■ EXERCISE INPUT:
━━━━━━

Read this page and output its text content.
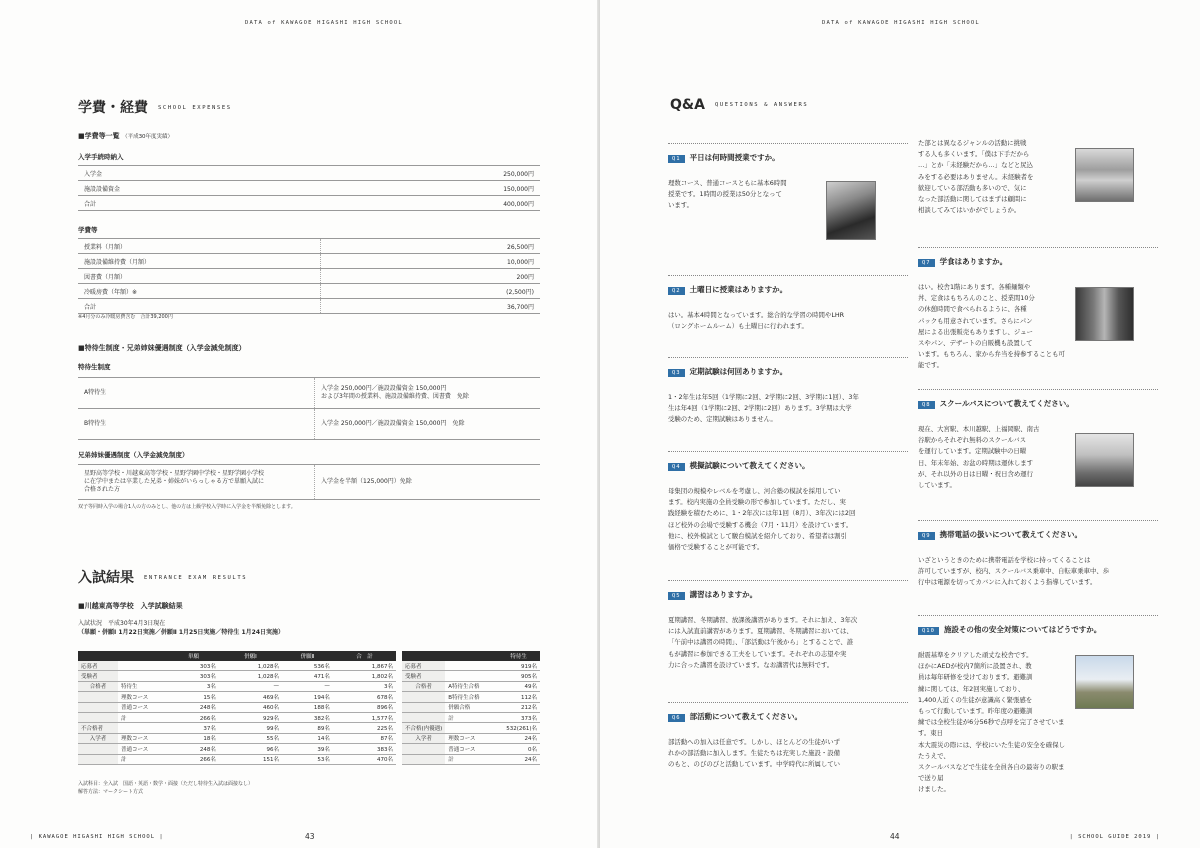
DATA of KAWAGOE HIGASHI HIGH SCHOOL
学費・経費 SCHOOL EXPENSES
■学費等一覧 （平成30年度実績）
入学手続時納入
入学金	250,000円
施設設備資金	150,000円
合計	400,000円
学費等
授業料（月額）	26,500円
施設設備維持費（月額）	10,000円
図書費（月額）	200円
冷暖房費（年額）※	(2,500円)
合計	36,700円
※4月分のみ冷暖房費含む　合計39,200円
■特待生制度・兄弟姉妹優遇制度（入学金減免制度）
特待生制度
A特待生	入学金 250,000円／施設設備資金 150,000円
および3年間の授業料、施設設備維持費、図書費　免除
B特待生	入学金 250,000円／施設設備資金 150,000円　免除
兄弟姉妹優遇制度（入学金減免制度）
星野高等学校・川越東高等学校・星野学園中学校・星野学園小学校
に在学中または卒業した兄弟・姉妹がいらっしゃる方で単願入試に
合格された方	入学金を半額（125,000円）免除
双子等同時入学の場合1人の方のみとし、他の方は上級学校入学時に入学金を半額免除とします。
入試結果 ENTRANCE EXAM RESULTS
■川越東高等学校　入学試験結果
入試状況　平成30年4月3日現在
（単願・併願Ⅰ 1月22日実施／併願Ⅱ 1月25日実施／特待生 1月24日実施）
		単願	併願Ⅰ	併願Ⅱ	合　計
応募者		303名	1,028名	536名	1,867名
受験者		303名	1,028名	471名	1,802名
合格者	特待生	3名	—	—	3名
	理数コース	15名	469名	194名	678名
	普通コース	248名	460名	188名	896名
	計	266名	929名	382名	1,577名
不合格者		37名	99名	89名	225名
入学者	理数コース	18名	55名	14名	87名
	普通コース	248名	96名	39名	383名
	計	266名	151名	53名	470名
		特待生
応募者		919名
受験者		905名
合格者	A特待生合格	49名
	B特待生合格	112名
	併願合格	212名
	計	373名
不合格(内優遇)		532(261)名
入学者	理数コース	24名
	普通コース	0名
	計	24名
入試科目：全入試　国語・英語・数学・面接（ただし特待生入試は面接なし）
解答方法：マークシート方式
| KAWAGOE HIGASHI HIGH SCHOOL |	43
DATA of KAWAGOE HIGASHI HIGH SCHOOL
Q&A QUESTIONS & ANSWERS
Q1 平日は何時間授業ですか。
理数コース、普通コースともに基本6時間
授業です。1時間の授業は50分となって
います。
Q2 土曜日に授業はありますか。
はい。基本4時間となっています。総合的な学習の時間やLHR
（ロングホームルーム）も土曜日に行われます。
Q3 定期試験は何回ありますか。
1・2年生は年5回（1学期に2回、2学期に2回、3学期に1回）、3年
生は年4回（1学期に2回、2学期に2回）あります。3学期は大学
受験のため、定期試験はありません。
Q4 模擬試験について教えてください。
母集団の規模やレベルを考慮し、河合塾の模試を採用してい
ます。校内実施の全員受験の形で参加しています。ただし、実
践経験を積むために、1・2年次には年1回（8月）、3年次には2回
ほど校外の会場で受験する機会（7月・11月）を設けています。
他に、校外模試として駿台模試を紹介しており、希望者は割引
価格で受験することが可能です。
Q5 講習はありますか。
夏期講習、冬期講習、放課後講習があります。それに加え、3年次
には入試直前講習があります。夏期講習、冬期講習においては、
「午前中は講習の時間」、「部活動は午後から」とすることで、誰
もが講習に参加できる工夫をしています。それぞれの志望や実
力に合った講習を設けています。なお講習代は無料です。
Q6 部活動について教えてください。
部活動への加入は任意です。しかし、ほとんどの生徒がいず
れかの部活動に加入します。生徒たちは充実した施設・設備
のもと、のびのびと活動しています。中学時代に所属してい
た部とは異なるジャンルの活動に挑戦
する人も多くいます。「僕は下手だから
…」とか「未経験だから…」などと尻込
みをする必要はありません。未経験者を
歓迎している部活動も多いので、気に
なった部活動に関してはまずは顧問に
相談してみてはいかがでしょうか。
Q7 学食はありますか。
はい。校舎1階にあります。各種麺類や
丼、定食はもちろんのこと、授業間10分
の休憩時間で食べられるように、各種
パックも用意されています。さらにパン
屋による出張販売もありますし、ジュー
スやパン、デザートの自販機も設置して
います。もちろん、家から弁当を持参することも可能です。
Q8 スクールバスについて教えてください。
現在、大宮駅、本川越駅、上福岡駅、南古
谷駅からそれぞれ無料のスクールバス
を運行しています。定期試験中の日曜
日、年末年始、お盆の時期は運休します
が、それ以外の日は日曜・祝日含め運行
しています。
Q9 携帯電話の扱いについて教えてください。
いざというときのために携帯電話を学校に持ってくることは
許可していますが、校内、スクールバス乗車中、自転車乗車中、歩
行中は電源を切ってカバンに入れておくよう指導しています。
Q10 施設その他の安全対策についてはどうですか。
耐震基準をクリアした頑丈な校舎です。
ほかにAEDが校内7箇所に設置され、教
員は毎年研修を受けております。避難訓
練に関しては、年2回実施しており、
1,400人近くの生徒が意識高く緊張感を
もって行動しています。昨年度の避難訓
練では全校生徒が6分56秒で点呼を完了させています。東日
本大震災の際には、学校にいた生徒の安全を確保したうえで、
スクールバスなどで生徒を全員各自の最寄りの駅まで送り届
けました。
| SCHOOL GUIDE 2019 |
44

━━━━━━

■ EXERCISE DIRECTIONS: Exactly as written, return every line of the listing, but not the pictures.

■ SOLVED PROBLEM:
Read this page and output its text content.
DATA of KAWAGOE HIGASHI HIGH SCHOOL
学費・経費 SCHOOL EXPENSES
■学費等一覧 （平成30年度実績）
入学手続時納入
入学金	250,000円
施設設備資金	150,000円
合計	400,000円
学費等
授業料（月額）	26,500円
施設設備維持費（月額）	10,000円
図書費（月額）	200円
冷暖房費（年額）※	(2,500円)
合計	36,700円
※4月分のみ冷暖房費含む　合計39,200円
■特待生制度・兄弟姉妹優遇制度（入学金減免制度）
特待生制度
A特待生	入学金 250,000円／施設設備資金 150,000円
および3年間の授業料、施設設備維持費、図書費　免除
B特待生	入学金 250,000円／施設設備資金 150,000円　免除
兄弟姉妹優遇制度（入学金減免制度）
星野高等学校・川越東高等学校・星野学園中学校・星野学園小学校
に在学中または卒業した兄弟・姉妹がいらっしゃる方で単願入試に
合格された方	入学金を半額（125,000円）免除
双子等同時入学の場合1人の方のみとし、他の方は上級学校入学時に入学金を半額免除とします。
入試結果 ENTRANCE EXAM RESULTS
■川越東高等学校　入学試験結果
入試状況　平成30年4月3日現在
（単願・併願Ⅰ 1月22日実施／併願Ⅱ 1月25日実施／特待生 1月24日実施）
		単願	併願Ⅰ	併願Ⅱ	合　計
応募者		303名	1,028名	536名	1,867名
受験者		303名	1,028名	471名	1,802名
合格者	特待生	3名	—	—	3名
	理数コース	15名	469名	194名	678名
	普通コース	248名	460名	188名	896名
	計	266名	929名	382名	1,577名
不合格者		37名	99名	89名	225名
入学者	理数コース	18名	55名	14名	87名
	普通コース	248名	96名	39名	383名
	計	266名	151名	53名	470名
		特待生
応募者		919名
受験者		905名
合格者	A特待生合格	49名
	B特待生合格	112名
	併願合格	212名
	計	373名
不合格(内優遇)		532(261)名
入学者	理数コース	24名
	普通コース	0名
	計	24名
入試科目：全入試　国語・英語・数学・面接（ただし特待生入試は面接なし）
解答方法：マークシート方式
| KAWAGOE HIGASHI HIGH SCHOOL |	43
DATA of KAWAGOE HIGASHI HIGH SCHOOL
Q&A QUESTIONS & ANSWERS
Q1 平日は何時間授業ですか。
理数コース、普通コースともに基本6時間
授業です。1時間の授業は50分となって
います。
Q2 土曜日に授業はありますか。
はい。基本4時間となっています。総合的な学習の時間やLHR
（ロングホームルーム）も土曜日に行われます。
Q3 定期試験は何回ありますか。
1・2年生は年5回（1学期に2回、2学期に2回、3学期に1回）、3年
生は年4回（1学期に2回、2学期に2回）あります。3学期は大学
受験のため、定期試験はありません。
Q4 模擬試験について教えてください。
母集団の規模やレベルを考慮し、河合塾の模試を採用してい
ます。校内実施の全員受験の形で参加しています。ただし、実
践経験を積むために、1・2年次には年1回（8月）、3年次には2回
ほど校外の会場で受験する機会（7月・11月）を設けています。
他に、校外模試として駿台模試を紹介しており、希望者は割引
価格で受験することが可能です。
Q5 講習はありますか。
夏期講習、冬期講習、放課後講習があります。それに加え、3年次
には入試直前講習があります。夏期講習、冬期講習においては、
「午前中は講習の時間」、「部活動は午後から」とすることで、誰
もが講習に参加できる工夫をしています。それぞれの志望や実
力に合った講習を設けています。なお講習代は無料です。
Q6 部活動について教えてください。
部活動への加入は任意です。しかし、ほとんどの生徒がいず
れかの部活動に加入します。生徒たちは充実した施設・設備
のもと、のびのびと活動しています。中学時代に所属してい
た部とは異なるジャンルの活動に挑戦
する人も多くいます。「僕は下手だから
…」とか「未経験だから…」などと尻込
みをする必要はありません。未経験者を
歓迎している部活動も多いので、気に
なった部活動に関してはまずは顧問に
相談してみてはいかがでしょうか。
Q7 学食はありますか。
はい。校舎1階にあります。各種麺類や
丼、定食はもちろんのこと、授業間10分
の休憩時間で食べられるように、各種
パックも用意されています。さらにパン
屋による出張販売もありますし、ジュー
スやパン、デザートの自販機も設置して
います。もちろん、家から弁当を持参することも可能です。
Q8 スクールバスについて教えてください。
現在、大宮駅、本川越駅、上福岡駅、南古
谷駅からそれぞれ無料のスクールバス
を運行しています。定期試験中の日曜
日、年末年始、お盆の時期は運休します
が、それ以外の日は日曜・祝日含め運行
しています。
Q9 携帯電話の扱いについて教えてください。
いざというときのために携帯電話を学校に持ってくることは
許可していますが、校内、スクールバス乗車中、自転車乗車中、歩
行中は電源を切ってカバンに入れておくよう指導しています。
Q10 施設その他の安全対策についてはどうですか。
耐震基準をクリアした頑丈な校舎です。
ほかにAEDが校内7箇所に設置され、教
員は毎年研修を受けております。避難訓
練に関しては、年2回実施しており、
1,400人近くの生徒が意識高く緊張感を
もって行動しています。昨年度の避難訓
練では全校生徒が6分56秒で点呼を完了させています。東日
本大震災の際には、学校にいた生徒の安全を確保したうえで、
スクールバスなどで生徒を全員各自の最寄りの駅まで送り届
けました。
| SCHOOL GUIDE 2019 |
44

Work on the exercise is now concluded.